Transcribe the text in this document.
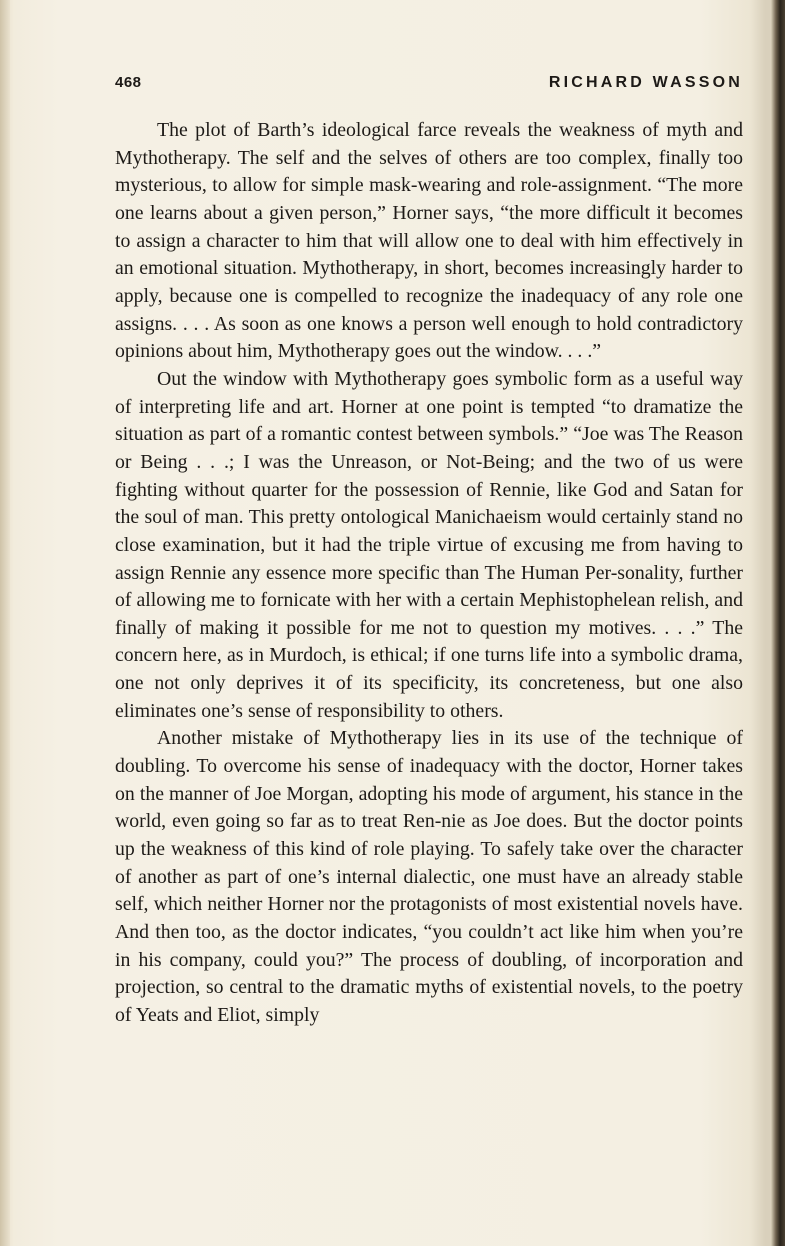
468	RICHARD WASSON

The plot of Barth’s ideological farce reveals the weakness of myth and Mythotherapy. The self and the selves of others are too complex, finally too mysterious, to allow for simple mask-wearing and role-assignment. “The more one learns about a given person,” Horner says, “the more difficult it becomes to assign a character to him that will allow one to deal with him effectively in an emotional situation. Mythotherapy, in short, becomes increasingly harder to apply, because one is compelled to recognize the inadequacy of any role one assigns. . . . As soon as one knows a person well enough to hold contradictory opinions about him, Mythotherapy goes out the window. . . .”

Out the window with Mythotherapy goes symbolic form as a useful way of interpreting life and art. Horner at one point is tempted “to dramatize the situation as part of a romantic contest between symbols.” “Joe was The Reason or Being . . .; I was the Unreason, or Not-Being; and the two of us were fighting without quarter for the possession of Rennie, like God and Satan for the soul of man. This pretty ontological Manichaeism would certainly stand no close examination, but it had the triple virtue of excusing me from having to assign Rennie any essence more specific than The Human Per-sonality, further of allowing me to fornicate with her with a certain Mephistophelean relish, and finally of making it possible for me not to question my motives. . . .” The concern here, as in Murdoch, is ethical; if one turns life into a symbolic drama, one not only deprives it of its specificity, its concreteness, but one also eliminates one’s sense of responsibility to others.

Another mistake of Mythotherapy lies in its use of the technique of doubling. To overcome his sense of inadequacy with the doctor, Horner takes on the manner of Joe Morgan, adopting his mode of argument, his stance in the world, even going so far as to treat Ren-nie as Joe does. But the doctor points up the weakness of this kind of role playing. To safely take over the character of another as part of one’s internal dialectic, one must have an already stable self, which neither Horner nor the protagonists of most existential novels have. And then too, as the doctor indicates, “you couldn’t act like him when you’re in his company, could you?” The process of doubling, of incorporation and projection, so central to the dramatic myths of existential novels, to the poetry of Yeats and Eliot, simply
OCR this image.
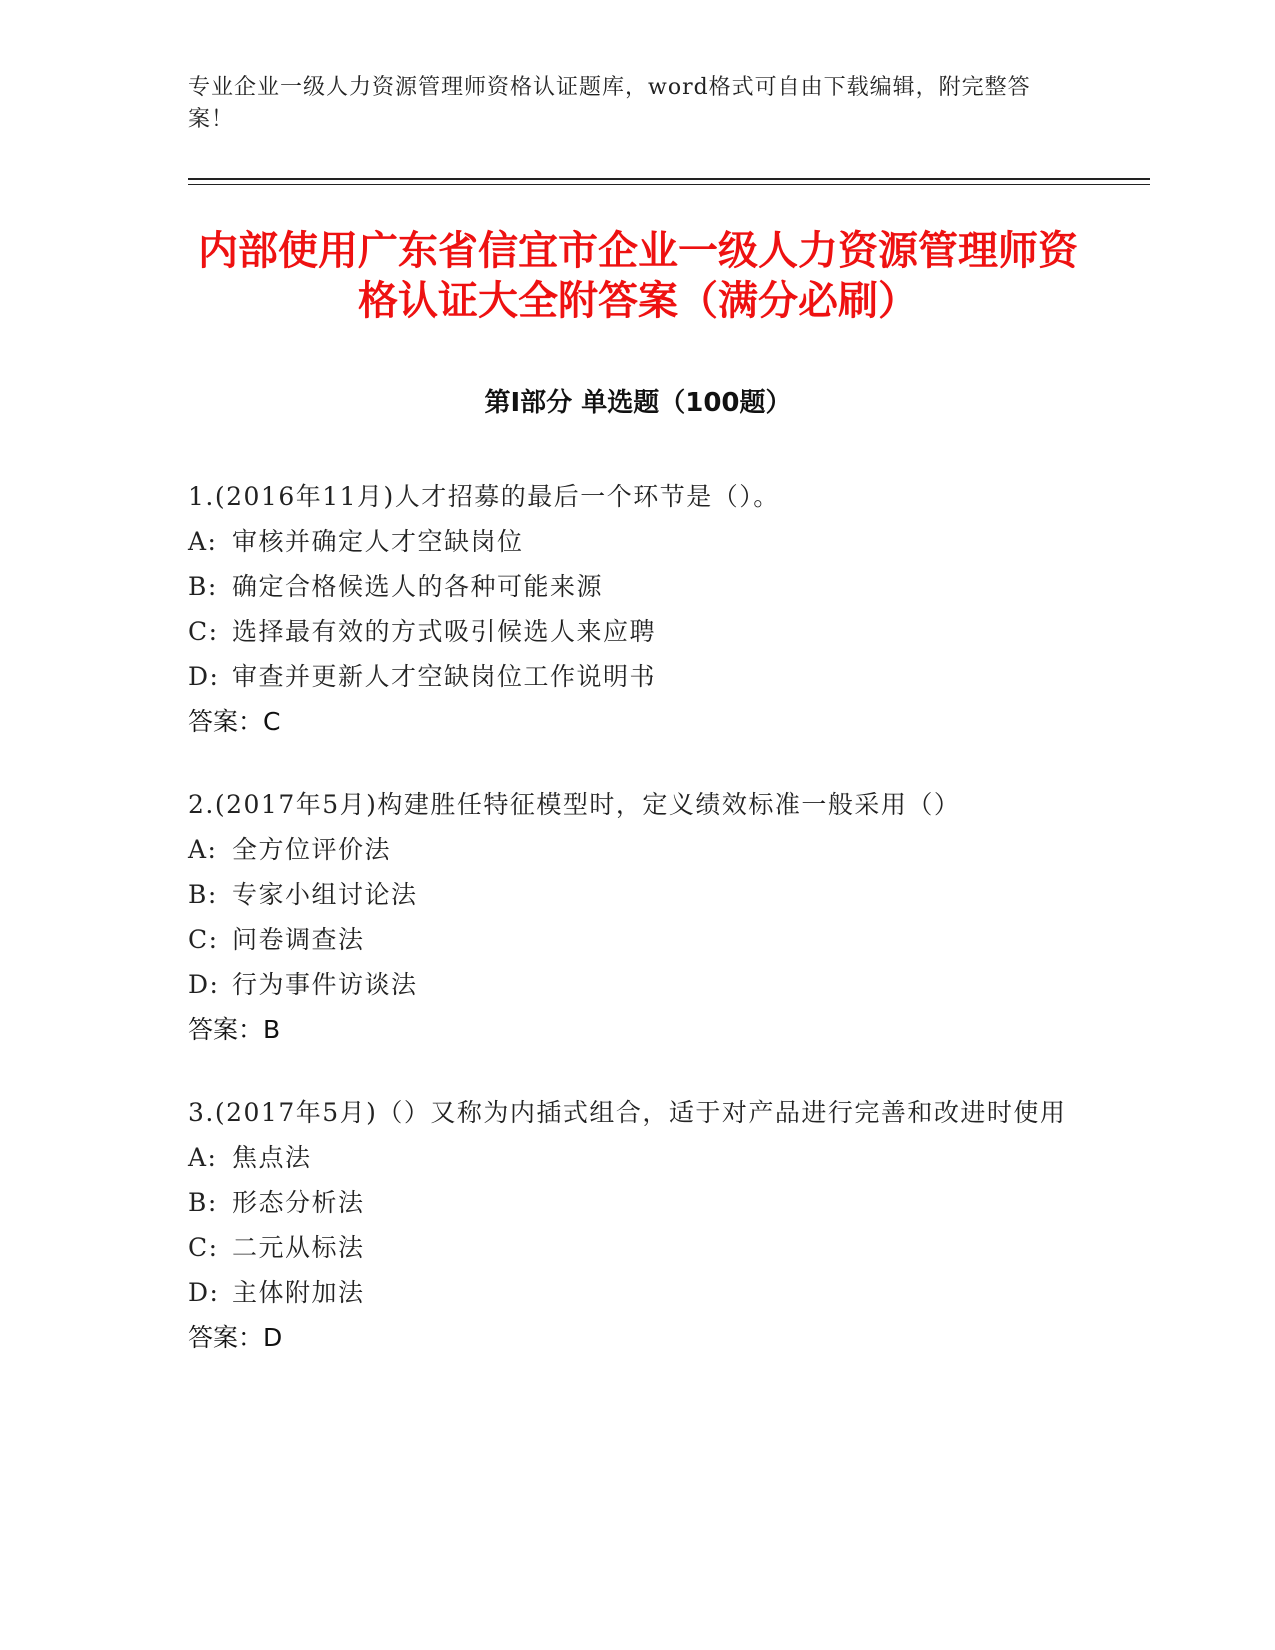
专业企业一级人力资源管理师资格认证题库，word格式可自由下载编辑，附完整答案！
内部使用广东省信宜市企业一级人力资源管理师资格认证大全附答案（满分必刷）
第I部分 单选题（100题）

1.(2016年11月)人才招募的最后一个环节是（）。

A: 审核并确定人才空缺岗位

B: 确定合格候选人的各种可能来源

C: 选择最有效的方式吸引候选人来应聘

D: 审查并更新人才空缺岗位工作说明书

答案：C

2.(2017年5月)构建胜任特征模型时，定义绩效标准一般采用（）

A: 全方位评价法

B: 专家小组讨论法

C: 问卷调查法

D: 行为事件访谈法

答案：B

3.(2017年5月)（）又称为内插式组合，适于对产品进行完善和改进时使用

A: 焦点法

B: 形态分析法

C: 二元从标法

D: 主体附加法

答案：D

..............................

Reproduce the data above in full, exactly as it is, with the pictures left out.

Transcribe the text in this document.
468	RICHARD WASSON

The plot of Barth’s ideological farce reveals the weakness of myth and Mythotherapy. The self and the selves of others are too complex, finally too mysterious, to allow for simple mask-wearing and role-assignment. “The more one learns about a given person,” Horner says, “the more difficult it becomes to assign a character to him that will allow one to deal with him effectively in an emotional situation. Mythotherapy, in short, becomes increasingly harder to apply, because one is compelled to recognize the inadequacy of any role one assigns. . . . As soon as one knows a person well enough to hold contradictory opinions about him, Mythotherapy goes out the window. . . .”

Out the window with Mythotherapy goes symbolic form as a useful way of interpreting life and art. Horner at one point is tempted “to dramatize the situation as part of a romantic contest between symbols.” “Joe was The Reason or Being . . .; I was the Unreason, or Not-Being; and the two of us were fighting without quarter for the possession of Rennie, like God and Satan for the soul of man. This pretty ontological Manichaeism would certainly stand no close examination, but it had the triple virtue of excusing me from having to assign Rennie any essence more specific than The Human Per-sonality, further of allowing me to fornicate with her with a certain Mephistophelean relish, and finally of making it possible for me not to question my motives. . . .” The concern here, as in Murdoch, is ethical; if one turns life into a symbolic drama, one not only deprives it of its specificity, its concreteness, but one also eliminates one’s sense of responsibility to others.

Another mistake of Mythotherapy lies in its use of the technique of doubling. To overcome his sense of inadequacy with the doctor, Horner takes on the manner of Joe Morgan, adopting his mode of argument, his stance in the world, even going so far as to treat Ren-nie as Joe does. But the doctor points up the weakness of this kind of role playing. To safely take over the character of another as part of one’s internal dialectic, one must have an already stable self, which neither Horner nor the protagonists of most existential novels have. And then too, as the doctor indicates, “you couldn’t act like him when you’re in his company, could you?” The process of doubling, of incorporation and projection, so central to the dramatic myths of existential novels, to the poetry of Yeats and Eliot, simply
OCR this image.
专业企业一级人力资源管理师资格认证题库，word格式可自由下载编辑，附完整答案！
内部使用广东省信宜市企业一级人力资源管理师资格认证大全附答案（满分必刷）
第I部分 单选题（100题）

1.(2016年11月)人才招募的最后一个环节是（）。

A: 审核并确定人才空缺岗位

B: 确定合格候选人的各种可能来源

C: 选择最有效的方式吸引候选人来应聘

D: 审查并更新人才空缺岗位工作说明书

答案：C

2.(2017年5月)构建胜任特征模型时，定义绩效标准一般采用（）

A: 全方位评价法

B: 专家小组讨论法

C: 问卷调查法

D: 行为事件访谈法

答案：B

3.(2017年5月)（）又称为内插式组合，适于对产品进行完善和改进时使用

A: 焦点法

B: 形态分析法

C: 二元从标法

D: 主体附加法

答案：D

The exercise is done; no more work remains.